#### Goal
Find each line with the string "края" and copy it.

Stored entries
— Start —
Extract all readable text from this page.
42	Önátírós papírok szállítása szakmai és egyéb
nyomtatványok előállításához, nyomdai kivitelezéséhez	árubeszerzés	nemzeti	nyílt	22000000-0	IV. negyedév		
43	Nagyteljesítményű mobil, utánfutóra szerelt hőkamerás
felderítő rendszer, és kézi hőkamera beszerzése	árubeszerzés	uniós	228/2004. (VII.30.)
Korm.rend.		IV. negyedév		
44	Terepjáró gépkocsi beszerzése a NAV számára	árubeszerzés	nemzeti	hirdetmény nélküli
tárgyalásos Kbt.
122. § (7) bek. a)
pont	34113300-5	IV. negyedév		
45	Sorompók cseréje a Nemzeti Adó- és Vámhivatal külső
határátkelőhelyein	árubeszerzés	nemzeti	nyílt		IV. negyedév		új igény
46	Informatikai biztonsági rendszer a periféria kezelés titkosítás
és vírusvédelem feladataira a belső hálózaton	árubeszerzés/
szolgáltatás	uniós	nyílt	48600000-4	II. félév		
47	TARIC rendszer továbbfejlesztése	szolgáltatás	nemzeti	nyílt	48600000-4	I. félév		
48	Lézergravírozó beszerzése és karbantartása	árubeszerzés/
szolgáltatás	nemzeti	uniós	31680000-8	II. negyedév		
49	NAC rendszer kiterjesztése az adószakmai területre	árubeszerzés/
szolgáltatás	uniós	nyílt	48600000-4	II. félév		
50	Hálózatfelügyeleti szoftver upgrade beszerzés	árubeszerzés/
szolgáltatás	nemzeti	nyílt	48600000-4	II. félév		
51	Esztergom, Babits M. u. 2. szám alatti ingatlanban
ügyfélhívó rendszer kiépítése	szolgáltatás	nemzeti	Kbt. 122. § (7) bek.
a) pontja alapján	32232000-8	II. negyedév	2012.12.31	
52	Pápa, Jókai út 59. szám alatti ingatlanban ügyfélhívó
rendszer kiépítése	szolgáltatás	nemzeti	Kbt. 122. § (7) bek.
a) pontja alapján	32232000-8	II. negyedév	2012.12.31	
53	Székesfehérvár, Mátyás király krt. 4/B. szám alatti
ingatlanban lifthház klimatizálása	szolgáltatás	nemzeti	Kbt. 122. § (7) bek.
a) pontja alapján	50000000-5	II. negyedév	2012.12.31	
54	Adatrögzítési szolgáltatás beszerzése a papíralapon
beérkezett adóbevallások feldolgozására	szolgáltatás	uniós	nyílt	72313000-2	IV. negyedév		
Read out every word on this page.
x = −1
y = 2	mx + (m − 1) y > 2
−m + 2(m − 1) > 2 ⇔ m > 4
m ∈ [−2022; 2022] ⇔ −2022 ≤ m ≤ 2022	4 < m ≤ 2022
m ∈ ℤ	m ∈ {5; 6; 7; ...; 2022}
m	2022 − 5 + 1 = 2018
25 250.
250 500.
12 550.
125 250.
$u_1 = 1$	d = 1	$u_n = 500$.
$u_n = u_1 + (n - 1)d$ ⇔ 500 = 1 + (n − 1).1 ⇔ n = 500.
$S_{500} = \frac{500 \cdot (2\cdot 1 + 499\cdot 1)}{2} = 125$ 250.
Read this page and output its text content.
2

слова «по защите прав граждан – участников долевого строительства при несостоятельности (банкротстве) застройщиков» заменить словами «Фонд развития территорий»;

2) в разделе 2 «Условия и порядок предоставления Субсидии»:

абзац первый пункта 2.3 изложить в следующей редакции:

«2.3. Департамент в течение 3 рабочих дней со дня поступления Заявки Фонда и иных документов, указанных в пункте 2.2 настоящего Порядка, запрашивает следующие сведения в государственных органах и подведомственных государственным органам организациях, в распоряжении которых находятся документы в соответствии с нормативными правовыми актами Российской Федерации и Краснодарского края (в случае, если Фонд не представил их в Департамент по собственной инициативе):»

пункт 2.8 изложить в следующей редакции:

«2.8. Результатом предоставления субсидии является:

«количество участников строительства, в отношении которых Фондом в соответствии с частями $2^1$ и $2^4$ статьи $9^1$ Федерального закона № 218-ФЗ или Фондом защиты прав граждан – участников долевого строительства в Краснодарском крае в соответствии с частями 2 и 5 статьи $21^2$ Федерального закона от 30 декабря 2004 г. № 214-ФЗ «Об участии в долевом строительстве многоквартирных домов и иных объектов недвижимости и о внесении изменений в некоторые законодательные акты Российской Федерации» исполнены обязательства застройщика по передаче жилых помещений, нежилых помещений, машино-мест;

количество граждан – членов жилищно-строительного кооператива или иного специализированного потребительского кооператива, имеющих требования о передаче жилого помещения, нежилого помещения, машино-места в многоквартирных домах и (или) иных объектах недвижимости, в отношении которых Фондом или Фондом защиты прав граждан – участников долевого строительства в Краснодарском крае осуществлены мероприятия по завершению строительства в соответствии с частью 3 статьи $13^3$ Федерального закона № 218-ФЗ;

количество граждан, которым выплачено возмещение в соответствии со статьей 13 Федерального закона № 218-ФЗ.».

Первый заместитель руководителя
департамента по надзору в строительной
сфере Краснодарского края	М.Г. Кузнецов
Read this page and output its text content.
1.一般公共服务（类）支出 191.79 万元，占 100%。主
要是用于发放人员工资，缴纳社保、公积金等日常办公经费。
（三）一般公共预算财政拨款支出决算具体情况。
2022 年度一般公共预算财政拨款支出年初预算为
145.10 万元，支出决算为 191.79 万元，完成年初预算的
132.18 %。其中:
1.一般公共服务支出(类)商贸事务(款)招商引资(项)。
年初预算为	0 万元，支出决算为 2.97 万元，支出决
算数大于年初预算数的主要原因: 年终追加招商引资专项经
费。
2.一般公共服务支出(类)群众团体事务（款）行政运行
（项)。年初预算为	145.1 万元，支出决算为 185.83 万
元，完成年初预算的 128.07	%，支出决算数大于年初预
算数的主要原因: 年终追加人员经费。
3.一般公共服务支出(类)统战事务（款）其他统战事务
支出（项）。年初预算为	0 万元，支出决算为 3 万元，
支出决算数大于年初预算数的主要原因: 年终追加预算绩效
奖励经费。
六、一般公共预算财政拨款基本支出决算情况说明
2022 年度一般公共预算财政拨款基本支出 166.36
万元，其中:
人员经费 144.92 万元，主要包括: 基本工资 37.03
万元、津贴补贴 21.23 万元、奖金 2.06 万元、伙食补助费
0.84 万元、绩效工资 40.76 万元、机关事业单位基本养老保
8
— End —
#### Exercise output
«2.3. Департамент в течение 3 рабочих дней со дня поступления Заявки Фонда и иных документов, указанных в пункте 2.2 настоящего Порядка, запрашивает следующие сведения в государственных органах и подведомственных государственным органам организациях, в распоряжении которых находятся документы в соответствии с нормативными правовыми актами Российской Федерации и Краснодарского края (в случае, если Фонд не представил их в Департамент по собственной инициативе):»
сфере Краснодарского края	М.Г. Кузнецов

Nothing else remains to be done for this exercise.